**Task prompt:** Below are some entries. Copy each line that holds the string "ingredients".

Entries from a dataset
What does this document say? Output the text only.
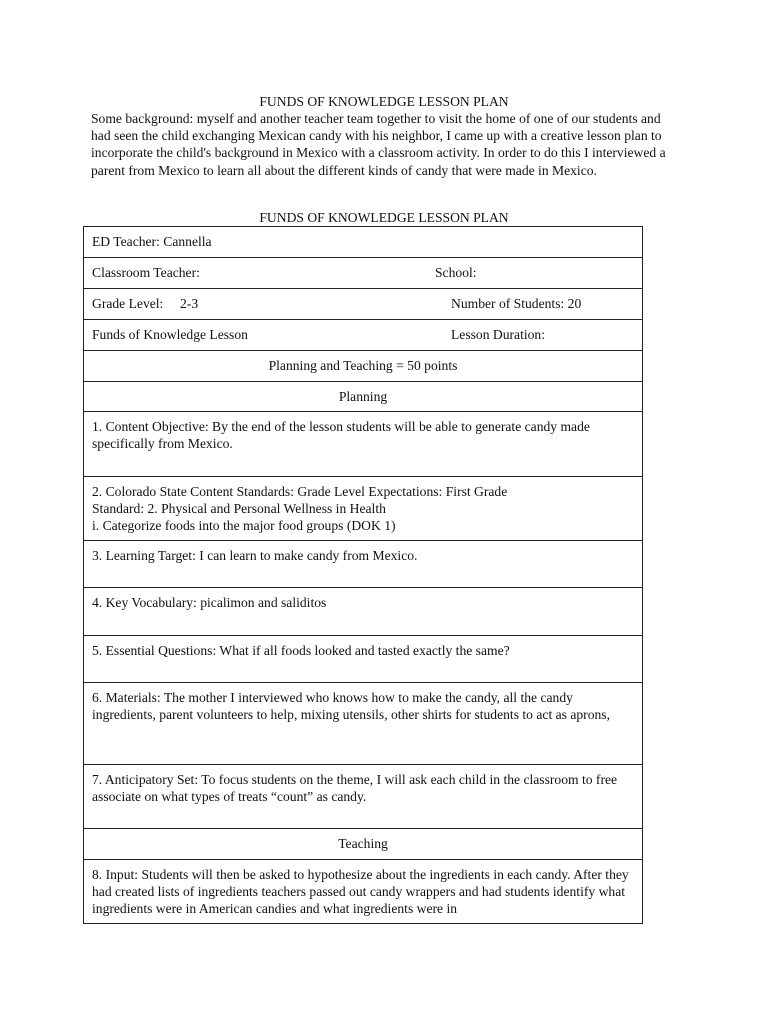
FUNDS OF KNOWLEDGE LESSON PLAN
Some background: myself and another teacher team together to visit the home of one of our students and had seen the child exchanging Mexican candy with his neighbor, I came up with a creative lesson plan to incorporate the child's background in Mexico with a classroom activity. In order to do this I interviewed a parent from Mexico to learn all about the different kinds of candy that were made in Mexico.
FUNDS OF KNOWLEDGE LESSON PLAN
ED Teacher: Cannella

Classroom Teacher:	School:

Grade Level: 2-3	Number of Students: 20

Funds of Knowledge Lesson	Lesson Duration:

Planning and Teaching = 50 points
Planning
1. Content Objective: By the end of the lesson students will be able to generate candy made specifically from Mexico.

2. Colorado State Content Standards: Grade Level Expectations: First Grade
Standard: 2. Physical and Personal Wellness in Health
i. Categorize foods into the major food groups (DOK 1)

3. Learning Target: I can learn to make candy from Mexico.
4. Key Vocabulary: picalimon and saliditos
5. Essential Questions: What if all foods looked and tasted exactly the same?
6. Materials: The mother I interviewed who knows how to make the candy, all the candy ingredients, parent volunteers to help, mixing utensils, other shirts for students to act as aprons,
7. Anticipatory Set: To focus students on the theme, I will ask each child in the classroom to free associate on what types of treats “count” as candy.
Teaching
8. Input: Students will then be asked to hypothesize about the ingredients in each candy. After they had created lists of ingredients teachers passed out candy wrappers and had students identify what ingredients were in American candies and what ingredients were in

--

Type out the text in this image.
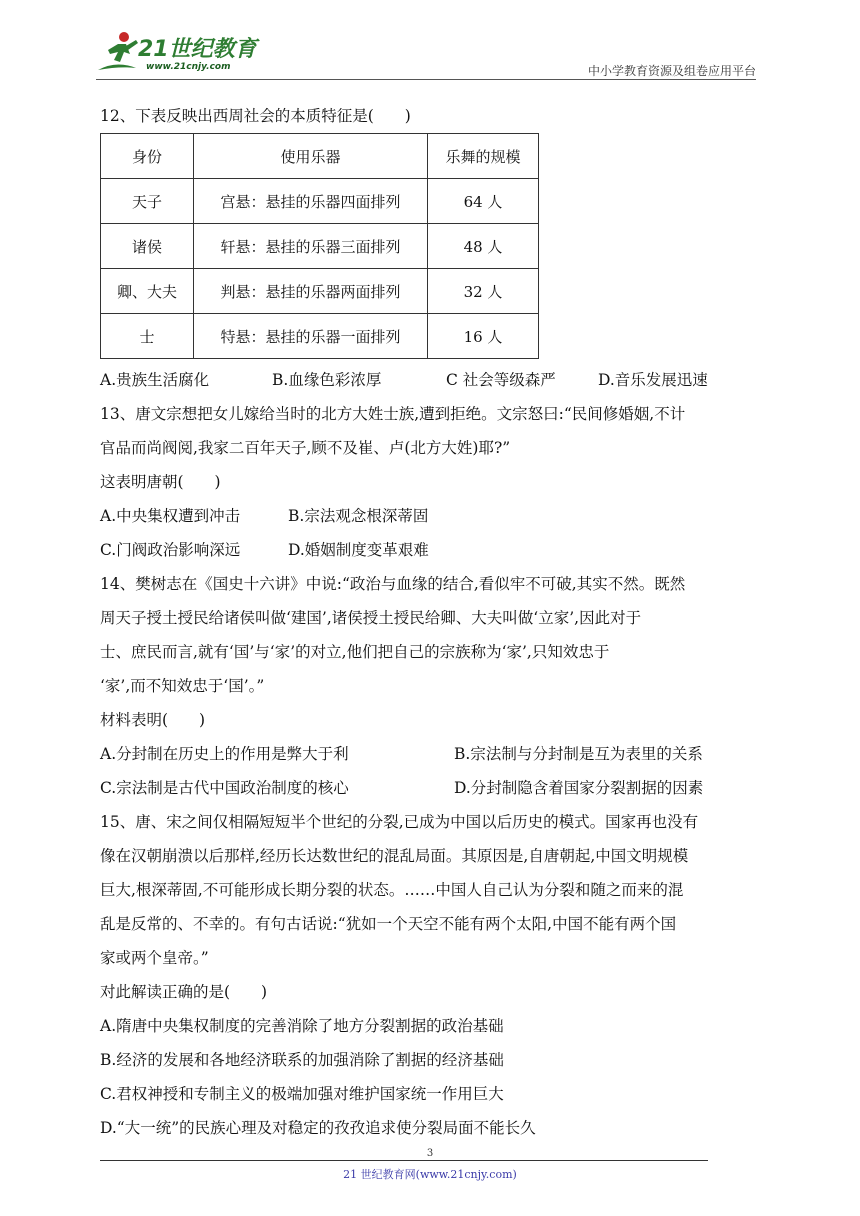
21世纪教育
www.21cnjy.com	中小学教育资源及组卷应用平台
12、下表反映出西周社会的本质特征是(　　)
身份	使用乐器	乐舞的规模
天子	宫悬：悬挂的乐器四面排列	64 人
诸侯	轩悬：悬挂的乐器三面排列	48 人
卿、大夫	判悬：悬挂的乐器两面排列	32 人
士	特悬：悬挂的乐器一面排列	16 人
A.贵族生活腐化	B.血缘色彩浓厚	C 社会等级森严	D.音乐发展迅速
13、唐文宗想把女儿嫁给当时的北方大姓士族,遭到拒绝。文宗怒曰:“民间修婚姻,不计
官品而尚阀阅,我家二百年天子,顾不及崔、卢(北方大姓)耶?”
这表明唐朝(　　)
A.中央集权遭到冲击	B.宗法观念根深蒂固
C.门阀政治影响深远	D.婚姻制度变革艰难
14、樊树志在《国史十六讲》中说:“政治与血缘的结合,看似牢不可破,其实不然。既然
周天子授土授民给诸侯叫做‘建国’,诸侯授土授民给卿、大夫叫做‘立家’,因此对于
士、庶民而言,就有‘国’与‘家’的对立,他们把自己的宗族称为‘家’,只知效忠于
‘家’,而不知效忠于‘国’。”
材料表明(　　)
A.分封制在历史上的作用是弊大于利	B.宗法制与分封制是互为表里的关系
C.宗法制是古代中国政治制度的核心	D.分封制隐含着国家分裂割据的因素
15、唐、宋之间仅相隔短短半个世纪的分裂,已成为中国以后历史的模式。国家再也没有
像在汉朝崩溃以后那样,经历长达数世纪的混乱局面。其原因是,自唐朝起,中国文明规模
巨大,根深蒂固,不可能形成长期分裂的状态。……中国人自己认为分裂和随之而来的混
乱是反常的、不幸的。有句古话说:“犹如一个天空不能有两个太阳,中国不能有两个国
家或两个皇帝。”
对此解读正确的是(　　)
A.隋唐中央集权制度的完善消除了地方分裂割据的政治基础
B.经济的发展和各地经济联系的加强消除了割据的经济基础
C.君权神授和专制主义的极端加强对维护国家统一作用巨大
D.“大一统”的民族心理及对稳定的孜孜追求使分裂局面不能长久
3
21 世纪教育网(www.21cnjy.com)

**Complete response:**
6. Materials: The mother I interviewed who knows how to make the candy, all the candy ingredients, parent volunteers to help, mixing utensils, other shirts for students to act as aprons,
8. Input: Students will then be asked to hypothesize about the ingredients in each candy. After they had created lists of ingredients teachers passed out candy wrappers and had students identify what ingredients were in American candies and what ingredients were in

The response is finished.